[Start of SUPPLIED DATA]

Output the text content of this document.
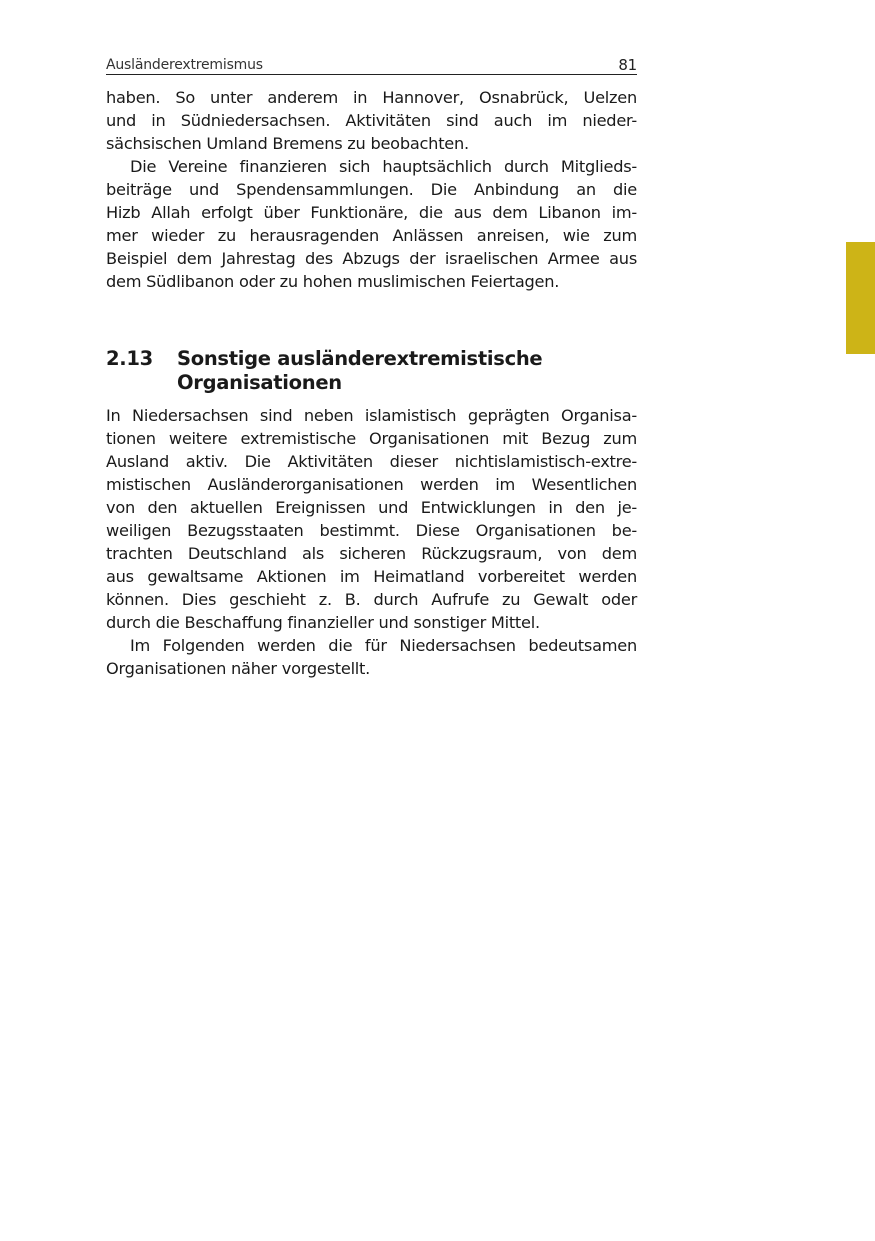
Ausländerextremismus	81

haben. So unter anderem in Hannover, Osnabrück, Uelzen
und in Südniedersachsen. Aktivitäten sind auch im nieder-
sächsischen Umland Bremens zu beobachten.

Die Vereine finanzieren sich hauptsächlich durch Mitglieds-
beiträge und Spendensammlungen. Die Anbindung an die
Hizb Allah erfolgt über Funktionäre, die aus dem Libanon im-
mer wieder zu herausragenden Anlässen anreisen, wie zum
Beispiel dem Jahrestag des Abzugs der israelischen Armee aus
dem Südlibanon oder zu hohen muslimischen Feiertagen.

2.13	Sonstige ausländerextremistische
Organisationen

In Niedersachsen sind neben islamistisch geprägten Organisa-
tionen weitere extremistische Organisationen mit Bezug zum
Ausland aktiv. Die Aktivitäten dieser nichtislamistisch-extre-
mistischen Ausländerorganisationen werden im Wesentlichen
von den aktuellen Ereignissen und Entwicklungen in den je-
weiligen Bezugsstaaten bestimmt. Diese Organisationen be-
trachten Deutschland als sicheren Rückzugsraum, von dem
aus gewaltsame Aktionen im Heimatland vorbereitet werden
können. Dies geschieht z. B. durch Aufrufe zu Gewalt oder
durch die Beschaffung finanzieller und sonstiger Mittel.

Im Folgenden werden die für Niedersachsen bedeutsamen
Organisationen näher vorgestellt.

[End of SUPPLIED DATA]

» **DO THIS**
Skip the images and write out the rest of the listing exactly.

» **ANSWER TO THE EXERCISE**
Output the text content of this document.
Ausländerextremismus	81

haben. So unter anderem in Hannover, Osnabrück, Uelzen
und in Südniedersachsen. Aktivitäten sind auch im nieder-
sächsischen Umland Bremens zu beobachten.

Die Vereine finanzieren sich hauptsächlich durch Mitglieds-
beiträge und Spendensammlungen. Die Anbindung an die
Hizb Allah erfolgt über Funktionäre, die aus dem Libanon im-
mer wieder zu herausragenden Anlässen anreisen, wie zum
Beispiel dem Jahrestag des Abzugs der israelischen Armee aus
dem Südlibanon oder zu hohen muslimischen Feiertagen.

2.13	Sonstige ausländerextremistische
Organisationen

In Niedersachsen sind neben islamistisch geprägten Organisa-
tionen weitere extremistische Organisationen mit Bezug zum
Ausland aktiv. Die Aktivitäten dieser nichtislamistisch-extre-
mistischen Ausländerorganisationen werden im Wesentlichen
von den aktuellen Ereignissen und Entwicklungen in den je-
weiligen Bezugsstaaten bestimmt. Diese Organisationen be-
trachten Deutschland als sicheren Rückzugsraum, von dem
aus gewaltsame Aktionen im Heimatland vorbereitet werden
können. Dies geschieht z. B. durch Aufrufe zu Gewalt oder
durch die Beschaffung finanzieller und sonstiger Mittel.

Im Folgenden werden die für Niedersachsen bedeutsamen
Organisationen näher vorgestellt.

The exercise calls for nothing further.